Task prompt>
Collect all lines from the listing that include the string "upper".

------ Input for this task ------

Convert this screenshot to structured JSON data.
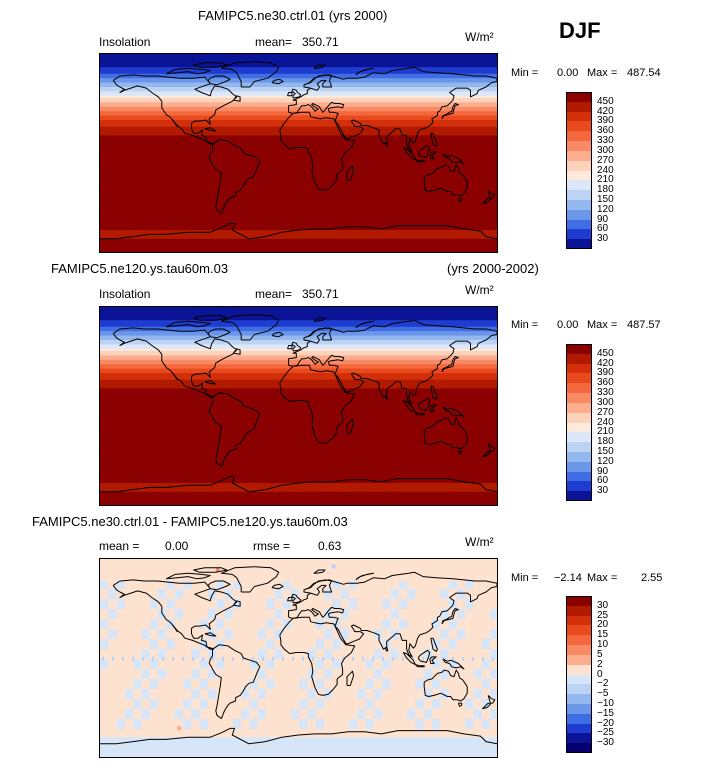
{
  "season": "DJF",
  "panels": [
    {
      "title": "FAMIPC5.ne30.ctrl.01 (yrs 2000)",
      "title_right": "",
      "variable": "Insolation",
      "stat1_label": "mean=",
      "stat1_value": "350.71",
      "stat2_label": "",
      "stat2_value": "",
      "units": "W/m²",
      "min_label": "Min =",
      "min_value": "0.00",
      "max_label": "Max =",
      "max_value": "487.54",
      "colorbar_labels": [
        "450",
        "420",
        "390",
        "360",
        "330",
        "300",
        "270",
        "240",
        "210",
        "180",
        "150",
        "120",
        "90",
        "60",
        "30"
      ],
      "colorbar_colors": [
        "#8b0000",
        "#b21a00",
        "#d22f0a",
        "#e84a1e",
        "#f4683d",
        "#f98a66",
        "#fbad8e",
        "#fcd2ba",
        "#fdeadc",
        "#dce8f8",
        "#bcd3f4",
        "#93b8ef",
        "#6b96ea",
        "#3f6ee4",
        "#1f3cd0",
        "#0b1496"
      ]
    },
    {
      "title": "FAMIPC5.ne120.ys.tau60m.03",
      "title_right": "(yrs 2000-2002)",
      "variable": "Insolation",
      "stat1_label": "mean=",
      "stat1_value": "350.71",
      "stat2_label": "",
      "stat2_value": "",
      "units": "W/m²",
      "min_label": "Min =",
      "min_value": "0.00",
      "max_label": "Max =",
      "max_value": "487.57",
      "colorbar_labels": [
        "450",
        "420",
        "390",
        "360",
        "330",
        "300",
        "270",
        "240",
        "210",
        "180",
        "150",
        "120",
        "90",
        "60",
        "30"
      ],
      "colorbar_colors": [
        "#8b0000",
        "#b21a00",
        "#d22f0a",
        "#e84a1e",
        "#f4683d",
        "#f98a66",
        "#fbad8e",
        "#fcd2ba",
        "#fdeadc",
        "#dce8f8",
        "#bcd3f4",
        "#93b8ef",
        "#6b96ea",
        "#3f6ee4",
        "#1f3cd0",
        "#0b1496"
      ]
    },
    {
      "title": "FAMIPC5.ne30.ctrl.01 - FAMIPC5.ne120.ys.tau60m.03",
      "title_right": "",
      "variable": "",
      "stat1_label": "mean =",
      "stat1_value": "0.00",
      "stat2_label": "rmse =",
      "stat2_value": "0.63",
      "units": "W/m²",
      "min_label": "Min =",
      "min_value": "−2.14",
      "max_label": "Max =",
      "max_value": "2.55",
      "colorbar_labels": [
        "30",
        "25",
        "20",
        "15",
        "10",
        "5",
        "2",
        "0",
        "−2",
        "−5",
        "−10",
        "−15",
        "−20",
        "−25",
        "−30"
      ],
      "colorbar_colors": [
        "#8b0000",
        "#b21a00",
        "#d22f0a",
        "#e84a1e",
        "#f4683d",
        "#f98a66",
        "#fbad8e",
        "#fde2cf",
        "#d6e6f8",
        "#bcd3f4",
        "#93b8ef",
        "#6b96ea",
        "#3f6ee4",
        "#1f3cd0",
        "#0b1496",
        "#05006e"
      ]
    }
  ],
  "chart_data": [
    {
      "type": "heatmap",
      "title": "FAMIPC5.ne30.ctrl.01 (yrs 2000)",
      "variable": "Insolation",
      "season": "DJF",
      "units": "W/m²",
      "mean": 350.71,
      "min": 0.0,
      "max": 487.54,
      "levels": [
        30,
        60,
        90,
        120,
        150,
        180,
        210,
        240,
        270,
        300,
        330,
        360,
        390,
        420,
        450
      ],
      "latitude_bands_north_to_south": [
        {
          "lat": 90,
          "value": 5
        },
        {
          "lat": 80,
          "value": 20
        },
        {
          "lat": 70,
          "value": 75
        },
        {
          "lat": 60,
          "value": 150
        },
        {
          "lat": 50,
          "value": 235
        },
        {
          "lat": 40,
          "value": 315
        },
        {
          "lat": 30,
          "value": 385
        },
        {
          "lat": 20,
          "value": 435
        },
        {
          "lat": 10,
          "value": 465
        },
        {
          "lat": 0,
          "value": 470
        },
        {
          "lat": -30,
          "value": 475
        },
        {
          "lat": -60,
          "value": 465
        },
        {
          "lat": -75,
          "value": 440
        },
        {
          "lat": -90,
          "value": 480
        }
      ]
    },
    {
      "type": "heatmap",
      "title": "FAMIPC5.ne120.ys.tau60m.03 (yrs 2000-2002)",
      "variable": "Insolation",
      "season": "DJF",
      "units": "W/m²",
      "mean": 350.71,
      "min": 0.0,
      "max": 487.57,
      "levels": [
        30,
        60,
        90,
        120,
        150,
        180,
        210,
        240,
        270,
        300,
        330,
        360,
        390,
        420,
        450
      ],
      "latitude_bands_north_to_south": [
        {
          "lat": 90,
          "value": 5
        },
        {
          "lat": 80,
          "value": 20
        },
        {
          "lat": 70,
          "value": 75
        },
        {
          "lat": 60,
          "value": 150
        },
        {
          "lat": 50,
          "value": 235
        },
        {
          "lat": 40,
          "value": 315
        },
        {
          "lat": 30,
          "value": 385
        },
        {
          "lat": 20,
          "value": 435
        },
        {
          "lat": 10,
          "value": 465
        },
        {
          "lat": 0,
          "value": 470
        },
        {
          "lat": -30,
          "value": 475
        },
        {
          "lat": -60,
          "value": 465
        },
        {
          "lat": -75,
          "value": 440
        },
        {
          "lat": -90,
          "value": 480
        }
      ]
    },
    {
      "type": "heatmap",
      "title": "FAMIPC5.ne30.ctrl.01 - FAMIPC5.ne120.ys.tau60m.03",
      "season": "DJF",
      "units": "W/m²",
      "mean": 0.0,
      "rmse": 0.63,
      "min": -2.14,
      "max": 2.55,
      "levels": [
        -30,
        -25,
        -20,
        -15,
        -10,
        -5,
        -2,
        0,
        2,
        5,
        10,
        15,
        20,
        25,
        30
      ]
    }
  ]
}
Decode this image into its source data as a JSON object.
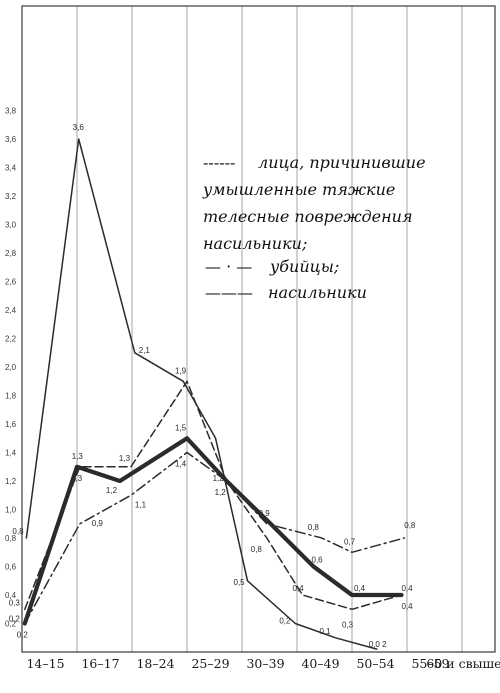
{
  "chart_data": {
    "type": "line",
    "categories": [
      "14–15",
      "16–17",
      "18–24",
      "25–29",
      "30–39",
      "40–49",
      "50–54",
      "55–59",
      "60 и свыше"
    ],
    "ylim": [
      0,
      4.0
    ],
    "yticks": [
      "0,2",
      "0,4",
      "0,6",
      "0,8",
      "1,0",
      "1,2",
      "1,4",
      "1,6",
      "1,8",
      "2,0",
      "2,2",
      "2,4",
      "2,6",
      "2,8",
      "3,0",
      "3,2",
      "3,4",
      "3,6",
      "3,8"
    ],
    "grid": true,
    "legend_placement": "upper-right",
    "legend": {
      "line1_dash": "------",
      "line1": "лица, причинившие",
      "line2": "умышленные тяжкие",
      "line3": "телесные повреждения",
      "line4": "насильники;",
      "line5_dash": "— · —",
      "line5": "убийцы;",
      "line6_dash": "———",
      "line6": "насильники"
    },
    "series": [
      {
        "style": "solid-thin",
        "x": [
          0.08,
          1.03,
          2.05,
          2.93,
          3.52,
          4.1,
          4.97,
          5.7,
          6.45
        ],
        "y": [
          0.8,
          3.6,
          2.1,
          1.9,
          1.5,
          0.5,
          0.2,
          0.1,
          0.02
        ],
        "labels": [
          "0,8",
          "3,6",
          "2,1",
          "",
          "",
          "0,5",
          "0,2",
          "0,1",
          "0,0 2"
        ],
        "label_dx": [
          -14,
          -6,
          4,
          0,
          0,
          -14,
          -16,
          -16,
          -8
        ],
        "label_dy": [
          -4,
          -9,
          0,
          0,
          0,
          4,
          0,
          -4,
          -2
        ]
      },
      {
        "style": "double",
        "x": [
          0.05,
          1.0,
          1.78,
          3.0,
          3.72,
          4.52,
          5.3,
          6.0,
          6.9
        ],
        "y": [
          0.2,
          1.3,
          1.2,
          1.5,
          1.2,
          0.9,
          0.6,
          0.4,
          0.4
        ],
        "labels": [
          "0,2",
          "1,3",
          "1,2",
          "1,5",
          "1,2",
          "0,9",
          "0,6",
          "0,4",
          "0,4"
        ],
        "label_dx": [
          -16,
          -6,
          -14,
          -12,
          -14,
          -12,
          -2,
          2,
          0
        ],
        "label_dy": [
          -2,
          14,
          12,
          -8,
          0,
          -8,
          -4,
          -4,
          -4
        ]
      },
      {
        "style": "dashed",
        "x": [
          0.05,
          1.05,
          1.98,
          3.0,
          3.72,
          4.45,
          5.1,
          6.0,
          6.9
        ],
        "y": [
          0.3,
          1.3,
          1.3,
          1.9,
          1.2,
          0.8,
          0.4,
          0.3,
          0.4
        ],
        "labels": [
          "0,3",
          "1,3",
          "1,3",
          "1,9",
          "1,2",
          "0,8",
          "0,4",
          "0,3",
          "0,4"
        ],
        "label_dx": [
          -16,
          -8,
          -12,
          -12,
          -12,
          -16,
          -10,
          -10,
          0
        ],
        "label_dy": [
          -4,
          -8,
          -6,
          -8,
          14,
          14,
          -4,
          18,
          14
        ]
      },
      {
        "style": "dashdot",
        "x": [
          0.05,
          1.05,
          1.98,
          3.0,
          3.72,
          4.45,
          5.45,
          6.0,
          6.95
        ],
        "y": [
          0.2,
          0.9,
          1.1,
          1.4,
          1.2,
          0.9,
          0.8,
          0.7,
          0.8
        ],
        "labels": [
          "0,2",
          "0,9",
          "1,1",
          "1,4",
          "",
          "",
          "0,8",
          "0,7",
          "0,8"
        ],
        "label_dx": [
          -8,
          12,
          4,
          -12,
          0,
          0,
          -14,
          -8,
          0
        ],
        "label_dy": [
          14,
          2,
          12,
          14,
          0,
          0,
          -8,
          -8,
          -10
        ]
      }
    ]
  }
}
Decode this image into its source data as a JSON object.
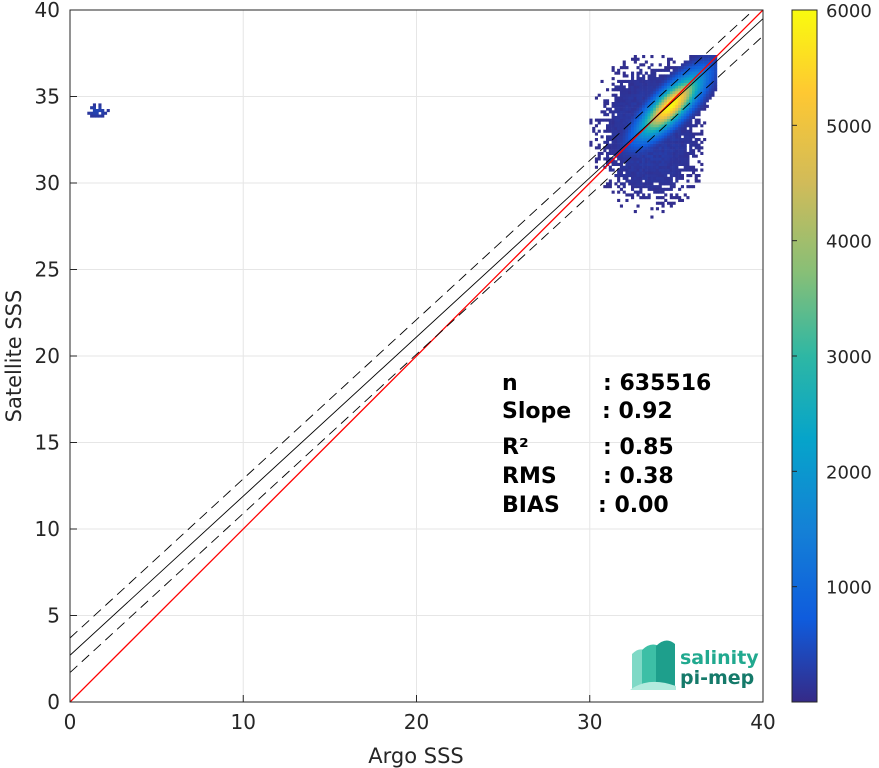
{
  "chart_data": {
    "type": "heatmap",
    "title": "",
    "xlabel": "Argo SSS",
    "ylabel": "Satellite SSS",
    "xlim": [
      0,
      40
    ],
    "ylim": [
      0,
      40
    ],
    "x_ticks": [
      "0",
      "10",
      "20",
      "30",
      "40"
    ],
    "y_ticks": [
      "0",
      "5",
      "10",
      "15",
      "20",
      "25",
      "30",
      "35",
      "40"
    ],
    "grid": true,
    "colormap": "parula",
    "colorbar": {
      "range": [
        0,
        6000
      ],
      "ticks": [
        "1000",
        "2000",
        "3000",
        "4000",
        "5000",
        "6000"
      ]
    },
    "lines": [
      {
        "role": "one-to-one",
        "color": "#ff0000",
        "style": "solid",
        "slope": 1.0,
        "intercept": 0.0
      },
      {
        "role": "regression",
        "color": "#000000",
        "style": "solid",
        "slope": 0.92,
        "intercept": 2.7
      },
      {
        "role": "regression-upper",
        "color": "#000000",
        "style": "dashed",
        "slope": 0.92,
        "intercept": 3.7
      },
      {
        "role": "regression-lower",
        "color": "#000000",
        "style": "dashed",
        "slope": 0.92,
        "intercept": 1.7
      }
    ],
    "density_clusters": [
      {
        "x_range": [
          29.5,
          37.2
        ],
        "y_range": [
          27.0,
          37.3
        ],
        "peak_x": 34.6,
        "peak_y": 34.4,
        "peak_count": 6000
      },
      {
        "x_range": [
          1.0,
          2.2
        ],
        "y_range": [
          33.8,
          34.6
        ],
        "peak_x": 1.5,
        "peak_y": 34.1,
        "peak_count": 40
      }
    ],
    "stats": [
      {
        "label": "n",
        "value": ": 635516"
      },
      {
        "label": "Slope",
        "value": ": 0.92"
      },
      {
        "label": "R²",
        "value": ": 0.85"
      },
      {
        "label": "RMS",
        "value": ": 0.38"
      },
      {
        "label": "BIAS",
        "value": ": 0.00"
      }
    ]
  },
  "logo": {
    "line1": "salinity",
    "line2": "pi-mep"
  }
}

------

Reply>
    "legend_placement": "upper-right",
        "role": "regression-upper",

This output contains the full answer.